[Start DATASET RECORDS]

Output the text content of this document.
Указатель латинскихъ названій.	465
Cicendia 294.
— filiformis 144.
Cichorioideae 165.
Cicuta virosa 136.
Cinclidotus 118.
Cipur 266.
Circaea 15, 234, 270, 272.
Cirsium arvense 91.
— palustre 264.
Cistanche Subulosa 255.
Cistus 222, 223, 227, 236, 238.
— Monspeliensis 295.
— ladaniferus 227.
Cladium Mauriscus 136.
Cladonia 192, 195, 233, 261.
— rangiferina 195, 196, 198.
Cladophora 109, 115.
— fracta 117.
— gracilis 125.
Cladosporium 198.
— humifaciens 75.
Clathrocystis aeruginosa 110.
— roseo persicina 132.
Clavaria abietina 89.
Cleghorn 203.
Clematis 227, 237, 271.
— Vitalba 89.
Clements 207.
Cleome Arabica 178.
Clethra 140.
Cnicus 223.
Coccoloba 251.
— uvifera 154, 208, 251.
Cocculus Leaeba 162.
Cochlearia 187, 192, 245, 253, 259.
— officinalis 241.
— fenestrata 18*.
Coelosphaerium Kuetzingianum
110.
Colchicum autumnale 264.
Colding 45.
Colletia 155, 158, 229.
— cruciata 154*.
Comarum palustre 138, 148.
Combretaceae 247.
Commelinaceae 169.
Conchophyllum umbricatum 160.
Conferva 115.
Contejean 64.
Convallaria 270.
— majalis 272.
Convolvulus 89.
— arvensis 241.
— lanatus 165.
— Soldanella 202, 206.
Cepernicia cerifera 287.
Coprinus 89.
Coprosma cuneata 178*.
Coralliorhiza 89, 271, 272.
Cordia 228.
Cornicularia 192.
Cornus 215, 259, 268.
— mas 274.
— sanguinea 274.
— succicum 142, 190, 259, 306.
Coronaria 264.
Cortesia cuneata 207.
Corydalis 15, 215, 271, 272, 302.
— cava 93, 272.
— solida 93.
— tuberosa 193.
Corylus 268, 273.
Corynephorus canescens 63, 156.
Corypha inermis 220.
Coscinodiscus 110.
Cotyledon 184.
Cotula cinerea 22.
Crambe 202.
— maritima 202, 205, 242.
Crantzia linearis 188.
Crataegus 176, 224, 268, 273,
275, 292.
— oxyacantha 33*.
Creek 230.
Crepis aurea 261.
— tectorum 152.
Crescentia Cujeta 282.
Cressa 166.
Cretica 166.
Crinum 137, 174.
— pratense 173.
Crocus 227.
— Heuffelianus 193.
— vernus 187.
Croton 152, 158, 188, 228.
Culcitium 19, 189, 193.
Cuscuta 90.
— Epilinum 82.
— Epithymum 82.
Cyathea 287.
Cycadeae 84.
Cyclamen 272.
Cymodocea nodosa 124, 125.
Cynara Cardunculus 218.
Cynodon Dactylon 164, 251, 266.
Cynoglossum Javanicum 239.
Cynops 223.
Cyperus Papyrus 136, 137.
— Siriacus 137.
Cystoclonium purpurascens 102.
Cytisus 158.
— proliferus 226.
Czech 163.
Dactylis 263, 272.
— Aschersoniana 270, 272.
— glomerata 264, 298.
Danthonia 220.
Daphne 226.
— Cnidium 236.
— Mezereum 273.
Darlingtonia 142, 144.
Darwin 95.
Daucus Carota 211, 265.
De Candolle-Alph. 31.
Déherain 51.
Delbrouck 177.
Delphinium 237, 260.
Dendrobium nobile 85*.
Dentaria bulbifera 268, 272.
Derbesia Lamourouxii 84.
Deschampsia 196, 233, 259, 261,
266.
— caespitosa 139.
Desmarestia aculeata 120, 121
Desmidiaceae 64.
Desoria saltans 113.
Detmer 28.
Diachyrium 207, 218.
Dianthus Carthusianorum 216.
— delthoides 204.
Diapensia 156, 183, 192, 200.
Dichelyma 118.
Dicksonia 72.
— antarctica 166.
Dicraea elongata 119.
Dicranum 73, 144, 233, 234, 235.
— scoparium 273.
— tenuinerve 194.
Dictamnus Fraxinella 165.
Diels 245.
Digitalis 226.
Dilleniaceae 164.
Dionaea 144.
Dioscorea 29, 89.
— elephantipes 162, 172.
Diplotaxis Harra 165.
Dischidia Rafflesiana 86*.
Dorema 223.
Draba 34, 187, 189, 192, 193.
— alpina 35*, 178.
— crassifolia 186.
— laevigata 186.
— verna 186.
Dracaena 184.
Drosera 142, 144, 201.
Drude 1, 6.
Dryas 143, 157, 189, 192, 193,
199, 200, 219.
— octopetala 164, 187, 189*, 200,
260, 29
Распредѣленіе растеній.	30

[End DATASET RECORDS]

> [EXERCISE AIM]
In the entries above, find the lines containing the word "cuneata" and say how many there are, with no other words.

> [OUTPUT OF THE EXERCISE]
2